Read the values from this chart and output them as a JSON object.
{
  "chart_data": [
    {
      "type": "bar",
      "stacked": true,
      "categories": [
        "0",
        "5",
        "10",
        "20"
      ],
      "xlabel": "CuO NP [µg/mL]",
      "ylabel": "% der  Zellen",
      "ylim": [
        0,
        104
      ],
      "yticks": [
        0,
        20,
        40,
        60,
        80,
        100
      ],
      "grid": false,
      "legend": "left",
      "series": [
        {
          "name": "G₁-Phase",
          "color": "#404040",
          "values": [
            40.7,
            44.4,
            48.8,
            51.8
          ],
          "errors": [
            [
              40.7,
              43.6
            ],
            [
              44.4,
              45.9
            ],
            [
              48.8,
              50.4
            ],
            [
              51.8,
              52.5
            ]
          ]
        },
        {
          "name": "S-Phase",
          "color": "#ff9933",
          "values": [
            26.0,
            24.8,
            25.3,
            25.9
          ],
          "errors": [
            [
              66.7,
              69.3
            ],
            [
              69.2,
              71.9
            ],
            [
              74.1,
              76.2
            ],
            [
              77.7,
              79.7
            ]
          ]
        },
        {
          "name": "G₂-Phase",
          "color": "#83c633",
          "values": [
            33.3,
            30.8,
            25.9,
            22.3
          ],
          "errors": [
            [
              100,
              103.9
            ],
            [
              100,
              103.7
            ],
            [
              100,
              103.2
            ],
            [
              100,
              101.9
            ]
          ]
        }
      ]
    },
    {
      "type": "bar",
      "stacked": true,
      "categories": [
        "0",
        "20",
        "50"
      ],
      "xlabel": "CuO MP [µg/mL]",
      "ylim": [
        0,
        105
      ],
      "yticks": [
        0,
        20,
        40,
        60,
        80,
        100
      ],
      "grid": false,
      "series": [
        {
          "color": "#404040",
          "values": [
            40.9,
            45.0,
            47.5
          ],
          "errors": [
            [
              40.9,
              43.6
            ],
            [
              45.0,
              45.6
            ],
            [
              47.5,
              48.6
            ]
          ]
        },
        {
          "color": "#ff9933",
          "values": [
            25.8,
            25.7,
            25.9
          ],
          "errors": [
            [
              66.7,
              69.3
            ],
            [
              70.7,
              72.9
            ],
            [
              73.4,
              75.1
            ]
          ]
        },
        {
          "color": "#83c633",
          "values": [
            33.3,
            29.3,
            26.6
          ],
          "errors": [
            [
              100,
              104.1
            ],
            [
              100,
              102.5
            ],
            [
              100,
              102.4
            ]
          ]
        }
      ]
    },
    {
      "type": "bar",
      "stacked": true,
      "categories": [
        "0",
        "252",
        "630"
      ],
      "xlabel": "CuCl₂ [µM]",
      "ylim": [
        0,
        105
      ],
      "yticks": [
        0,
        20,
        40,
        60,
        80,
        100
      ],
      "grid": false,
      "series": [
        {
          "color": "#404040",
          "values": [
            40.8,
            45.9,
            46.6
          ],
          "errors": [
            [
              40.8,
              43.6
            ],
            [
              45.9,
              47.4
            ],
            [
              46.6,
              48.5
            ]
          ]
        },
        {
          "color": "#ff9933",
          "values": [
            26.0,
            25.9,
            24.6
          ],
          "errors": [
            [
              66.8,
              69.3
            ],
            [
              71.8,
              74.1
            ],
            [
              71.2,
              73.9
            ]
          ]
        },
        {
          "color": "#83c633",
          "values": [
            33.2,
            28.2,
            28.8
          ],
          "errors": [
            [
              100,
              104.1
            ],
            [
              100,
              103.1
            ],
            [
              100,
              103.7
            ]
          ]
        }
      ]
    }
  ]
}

■ ■ ■ ■

Using the listing above, retype each line exactly.

_Result for this task:_
Read the values from this chart and output them as a JSON object.
{
  "chart_data": [
    {
      "type": "bar",
      "stacked": true,
      "categories": [
        "0",
        "5",
        "10",
        "20"
      ],
      "xlabel": "CuO NP [µg/mL]",
      "ylabel": "% der  Zellen",
      "ylim": [
        0,
        104
      ],
      "yticks": [
        0,
        20,
        40,
        60,
        80,
        100
      ],
      "grid": false,
      "legend": "left",
      "series": [
        {
          "name": "G₁-Phase",
          "color": "#404040",
          "values": [
            40.7,
            44.4,
            48.8,
            51.8
          ],
          "errors": [
            [
              40.7,
              43.6
            ],
            [
              44.4,
              45.9
            ],
            [
              48.8,
              50.4
            ],
            [
              51.8,
              52.5
            ]
          ]
        },
        {
          "name": "S-Phase",
          "color": "#ff9933",
          "values": [
            26.0,
            24.8,
            25.3,
            25.9
          ],
          "errors": [
            [
              66.7,
              69.3
            ],
            [
              69.2,
              71.9
            ],
            [
              74.1,
              76.2
            ],
            [
              77.7,
              79.7
            ]
          ]
        },
        {
          "name": "G₂-Phase",
          "color": "#83c633",
          "values": [
            33.3,
            30.8,
            25.9,
            22.3
          ],
          "errors": [
            [
              100,
              103.9
            ],
            [
              100,
              103.7
            ],
            [
              100,
              103.2
            ],
            [
              100,
              101.9
            ]
          ]
        }
      ]
    },
    {
      "type": "bar",
      "stacked": true,
      "categories": [
        "0",
        "20",
        "50"
      ],
      "xlabel": "CuO MP [µg/mL]",
      "ylim": [
        0,
        105
      ],
      "yticks": [
        0,
        20,
        40,
        60,
        80,
        100
      ],
      "grid": false,
      "series": [
        {
          "color": "#404040",
          "values": [
            40.9,
            45.0,
            47.5
          ],
          "errors": [
            [
              40.9,
              43.6
            ],
            [
              45.0,
              45.6
            ],
            [
              47.5,
              48.6
            ]
          ]
        },
        {
          "color": "#ff9933",
          "values": [
            25.8,
            25.7,
            25.9
          ],
          "errors": [
            [
              66.7,
              69.3
            ],
            [
              70.7,
              72.9
            ],
            [
              73.4,
              75.1
            ]
          ]
        },
        {
          "color": "#83c633",
          "values": [
            33.3,
            29.3,
            26.6
          ],
          "errors": [
            [
              100,
              104.1
            ],
            [
              100,
              102.5
            ],
            [
              100,
              102.4
            ]
          ]
        }
      ]
    },
    {
      "type": "bar",
      "stacked": true,
      "categories": [
        "0",
        "252",
        "630"
      ],
      "xlabel": "CuCl₂ [µM]",
      "ylim": [
        0,
        105
      ],
      "yticks": [
        0,
        20,
        40,
        60,
        80,
        100
      ],
      "grid": false,
      "series": [
        {
          "color": "#404040",
          "values": [
            40.8,
            45.9,
            46.6
          ],
          "errors": [
            [
              40.8,
              43.6
            ],
            [
              45.9,
              47.4
            ],
            [
              46.6,
              48.5
            ]
          ]
        },
        {
          "color": "#ff9933",
          "values": [
            26.0,
            25.9,
            24.6
          ],
          "errors": [
            [
              66.8,
              69.3
            ],
            [
              71.8,
              74.1
            ],
            [
              71.2,
              73.9
            ]
          ]
        },
        {
          "color": "#83c633",
          "values": [
            33.2,
            28.2,
            28.8
          ],
          "errors": [
            [
              100,
              104.1
            ],
            [
              100,
              103.1
            ],
            [
              100,
              103.7
            ]
          ]
        }
      ]
    }
  ]
}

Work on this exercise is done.